▶ **Direction**
Using the data below, determine the number of lines that include the string "tinggi". Write only that number.

(Collection entries)
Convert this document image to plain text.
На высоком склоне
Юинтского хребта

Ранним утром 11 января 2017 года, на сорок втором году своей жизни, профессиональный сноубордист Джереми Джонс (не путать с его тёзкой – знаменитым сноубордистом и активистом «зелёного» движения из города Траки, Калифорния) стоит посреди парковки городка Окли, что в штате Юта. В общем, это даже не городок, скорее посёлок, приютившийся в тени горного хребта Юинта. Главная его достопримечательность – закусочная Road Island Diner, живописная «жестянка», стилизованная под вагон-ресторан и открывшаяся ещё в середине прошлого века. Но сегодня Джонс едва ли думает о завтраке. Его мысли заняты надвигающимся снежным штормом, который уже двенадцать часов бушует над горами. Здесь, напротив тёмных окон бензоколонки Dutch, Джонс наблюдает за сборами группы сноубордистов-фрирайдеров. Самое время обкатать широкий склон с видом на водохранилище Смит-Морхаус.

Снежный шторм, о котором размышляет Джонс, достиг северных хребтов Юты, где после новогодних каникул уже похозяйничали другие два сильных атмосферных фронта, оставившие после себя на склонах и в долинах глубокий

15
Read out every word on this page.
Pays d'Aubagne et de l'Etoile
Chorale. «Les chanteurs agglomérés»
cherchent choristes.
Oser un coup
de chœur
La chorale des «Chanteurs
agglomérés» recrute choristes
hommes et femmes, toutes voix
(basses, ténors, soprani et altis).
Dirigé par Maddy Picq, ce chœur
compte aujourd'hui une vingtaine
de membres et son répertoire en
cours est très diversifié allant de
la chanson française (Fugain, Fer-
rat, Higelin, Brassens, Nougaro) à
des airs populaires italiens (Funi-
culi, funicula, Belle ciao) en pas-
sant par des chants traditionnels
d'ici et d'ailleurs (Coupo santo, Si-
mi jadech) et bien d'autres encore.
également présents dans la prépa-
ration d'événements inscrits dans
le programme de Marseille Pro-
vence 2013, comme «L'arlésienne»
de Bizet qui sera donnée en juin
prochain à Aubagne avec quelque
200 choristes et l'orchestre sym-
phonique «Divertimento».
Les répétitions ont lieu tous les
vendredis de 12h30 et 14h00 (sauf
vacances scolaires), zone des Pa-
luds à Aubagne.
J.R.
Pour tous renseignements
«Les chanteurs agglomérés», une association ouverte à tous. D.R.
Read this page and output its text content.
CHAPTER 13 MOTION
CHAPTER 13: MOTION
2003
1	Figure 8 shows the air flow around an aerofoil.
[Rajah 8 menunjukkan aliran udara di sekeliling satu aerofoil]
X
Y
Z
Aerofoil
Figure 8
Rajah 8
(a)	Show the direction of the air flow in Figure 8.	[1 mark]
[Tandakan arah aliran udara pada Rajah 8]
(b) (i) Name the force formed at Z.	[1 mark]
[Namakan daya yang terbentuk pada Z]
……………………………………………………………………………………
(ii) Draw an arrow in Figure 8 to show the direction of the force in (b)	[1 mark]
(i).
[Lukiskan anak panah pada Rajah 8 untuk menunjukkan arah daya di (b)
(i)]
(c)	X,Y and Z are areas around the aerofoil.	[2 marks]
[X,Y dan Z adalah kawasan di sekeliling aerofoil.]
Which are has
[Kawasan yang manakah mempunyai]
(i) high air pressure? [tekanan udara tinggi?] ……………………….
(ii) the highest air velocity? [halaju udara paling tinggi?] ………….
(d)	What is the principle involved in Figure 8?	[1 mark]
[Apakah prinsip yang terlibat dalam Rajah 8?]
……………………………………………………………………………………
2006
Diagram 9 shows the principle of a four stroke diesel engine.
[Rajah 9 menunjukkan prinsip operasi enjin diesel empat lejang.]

▶ **Task output**
2